# EXERCISE:
Beginning at the line with "Extract the structured", output each line to the end of the listing below exactly, please.
......
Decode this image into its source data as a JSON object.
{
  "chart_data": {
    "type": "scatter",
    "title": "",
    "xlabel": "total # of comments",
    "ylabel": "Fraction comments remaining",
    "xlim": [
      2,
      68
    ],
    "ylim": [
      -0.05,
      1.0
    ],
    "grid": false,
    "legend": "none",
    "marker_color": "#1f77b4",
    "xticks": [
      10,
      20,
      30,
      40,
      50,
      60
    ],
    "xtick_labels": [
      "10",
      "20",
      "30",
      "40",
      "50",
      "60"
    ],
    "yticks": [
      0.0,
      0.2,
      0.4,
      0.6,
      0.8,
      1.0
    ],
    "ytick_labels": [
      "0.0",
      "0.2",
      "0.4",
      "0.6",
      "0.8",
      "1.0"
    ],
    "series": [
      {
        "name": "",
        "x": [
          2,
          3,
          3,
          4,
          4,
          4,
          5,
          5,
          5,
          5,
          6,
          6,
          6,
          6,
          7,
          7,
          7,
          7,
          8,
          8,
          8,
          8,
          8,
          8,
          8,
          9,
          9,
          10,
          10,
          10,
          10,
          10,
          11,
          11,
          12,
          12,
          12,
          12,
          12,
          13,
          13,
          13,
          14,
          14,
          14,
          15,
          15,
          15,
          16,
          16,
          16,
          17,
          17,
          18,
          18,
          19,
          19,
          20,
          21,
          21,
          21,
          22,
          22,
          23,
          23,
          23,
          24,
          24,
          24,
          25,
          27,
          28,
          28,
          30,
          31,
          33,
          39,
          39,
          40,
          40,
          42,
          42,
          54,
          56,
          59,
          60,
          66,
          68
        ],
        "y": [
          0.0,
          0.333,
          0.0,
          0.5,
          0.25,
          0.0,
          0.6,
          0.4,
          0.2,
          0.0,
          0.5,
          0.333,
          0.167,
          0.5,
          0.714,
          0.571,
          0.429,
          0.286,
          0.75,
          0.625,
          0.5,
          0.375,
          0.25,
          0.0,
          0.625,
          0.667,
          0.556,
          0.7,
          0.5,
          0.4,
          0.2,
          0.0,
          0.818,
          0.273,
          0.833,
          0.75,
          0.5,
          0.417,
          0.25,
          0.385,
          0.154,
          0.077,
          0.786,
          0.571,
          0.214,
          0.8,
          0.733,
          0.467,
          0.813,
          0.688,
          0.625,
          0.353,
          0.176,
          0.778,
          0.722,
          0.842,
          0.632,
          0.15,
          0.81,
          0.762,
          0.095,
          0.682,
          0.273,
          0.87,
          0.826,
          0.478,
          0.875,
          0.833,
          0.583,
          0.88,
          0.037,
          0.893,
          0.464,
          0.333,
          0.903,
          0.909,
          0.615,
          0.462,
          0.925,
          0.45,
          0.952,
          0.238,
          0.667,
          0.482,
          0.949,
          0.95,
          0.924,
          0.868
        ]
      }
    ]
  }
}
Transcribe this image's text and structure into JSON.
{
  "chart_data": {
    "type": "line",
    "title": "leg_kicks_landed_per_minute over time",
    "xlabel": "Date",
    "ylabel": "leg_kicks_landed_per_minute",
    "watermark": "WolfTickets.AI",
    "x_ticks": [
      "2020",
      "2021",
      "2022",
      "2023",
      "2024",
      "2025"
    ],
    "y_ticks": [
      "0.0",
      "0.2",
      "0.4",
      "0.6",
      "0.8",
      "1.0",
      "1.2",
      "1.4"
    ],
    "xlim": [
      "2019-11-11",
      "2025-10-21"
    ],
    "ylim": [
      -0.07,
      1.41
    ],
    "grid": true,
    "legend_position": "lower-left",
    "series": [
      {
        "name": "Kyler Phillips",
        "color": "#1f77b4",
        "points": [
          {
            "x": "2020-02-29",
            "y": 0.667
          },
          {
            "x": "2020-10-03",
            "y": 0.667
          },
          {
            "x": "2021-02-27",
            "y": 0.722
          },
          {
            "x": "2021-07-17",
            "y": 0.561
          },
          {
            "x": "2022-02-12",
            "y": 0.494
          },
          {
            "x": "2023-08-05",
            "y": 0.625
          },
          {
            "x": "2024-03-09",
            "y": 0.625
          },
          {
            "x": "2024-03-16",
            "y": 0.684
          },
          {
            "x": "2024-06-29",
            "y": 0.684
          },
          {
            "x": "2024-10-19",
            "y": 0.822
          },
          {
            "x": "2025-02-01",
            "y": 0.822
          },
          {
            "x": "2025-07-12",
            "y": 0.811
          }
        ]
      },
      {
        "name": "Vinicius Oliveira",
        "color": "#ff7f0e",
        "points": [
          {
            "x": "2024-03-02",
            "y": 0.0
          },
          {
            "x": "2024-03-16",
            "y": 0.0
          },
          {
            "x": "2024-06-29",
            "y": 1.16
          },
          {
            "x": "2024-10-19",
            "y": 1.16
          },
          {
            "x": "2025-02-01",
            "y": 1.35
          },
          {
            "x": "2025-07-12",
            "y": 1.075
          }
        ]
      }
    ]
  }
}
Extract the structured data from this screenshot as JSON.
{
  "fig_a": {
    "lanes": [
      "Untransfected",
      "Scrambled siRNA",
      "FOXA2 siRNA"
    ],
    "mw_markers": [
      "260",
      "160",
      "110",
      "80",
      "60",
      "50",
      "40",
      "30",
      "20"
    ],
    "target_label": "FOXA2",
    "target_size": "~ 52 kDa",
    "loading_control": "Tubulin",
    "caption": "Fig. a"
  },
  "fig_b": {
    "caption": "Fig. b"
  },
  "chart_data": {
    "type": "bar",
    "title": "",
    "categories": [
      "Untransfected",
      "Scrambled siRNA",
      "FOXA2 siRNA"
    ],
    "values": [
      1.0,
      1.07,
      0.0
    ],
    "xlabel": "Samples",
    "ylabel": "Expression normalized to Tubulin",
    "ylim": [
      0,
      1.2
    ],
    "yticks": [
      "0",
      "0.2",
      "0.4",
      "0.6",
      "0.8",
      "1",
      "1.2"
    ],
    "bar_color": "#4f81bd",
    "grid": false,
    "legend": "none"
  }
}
......
# COMPLETED EXERCISE:
Extract the structured data from this screenshot as JSON.
{
  "fig_a": {
    "lanes": [
      "Untransfected",
      "Scrambled siRNA",
      "FOXA2 siRNA"
    ],
    "mw_markers": [
      "260",
      "160",
      "110",
      "80",
      "60",
      "50",
      "40",
      "30",
      "20"
    ],
    "target_label": "FOXA2",
    "target_size": "~ 52 kDa",
    "loading_control": "Tubulin",
    "caption": "Fig. a"
  },
  "fig_b": {
    "caption": "Fig. b"
  },
  "chart_data": {
    "type": "bar",
    "title": "",
    "categories": [
      "Untransfected",
      "Scrambled siRNA",
      "FOXA2 siRNA"
    ],
    "values": [
      1.0,
      1.07,
      0.0
    ],
    "xlabel": "Samples",
    "ylabel": "Expression normalized to Tubulin",
    "ylim": [
      0,
      1.2
    ],
    "yticks": [
      "0",
      "0.2",
      "0.4",
      "0.6",
      "0.8",
      "1",
      "1.2"
    ],
    "bar_color": "#4f81bd",
    "grid": false,
    "legend": "none"
  }
}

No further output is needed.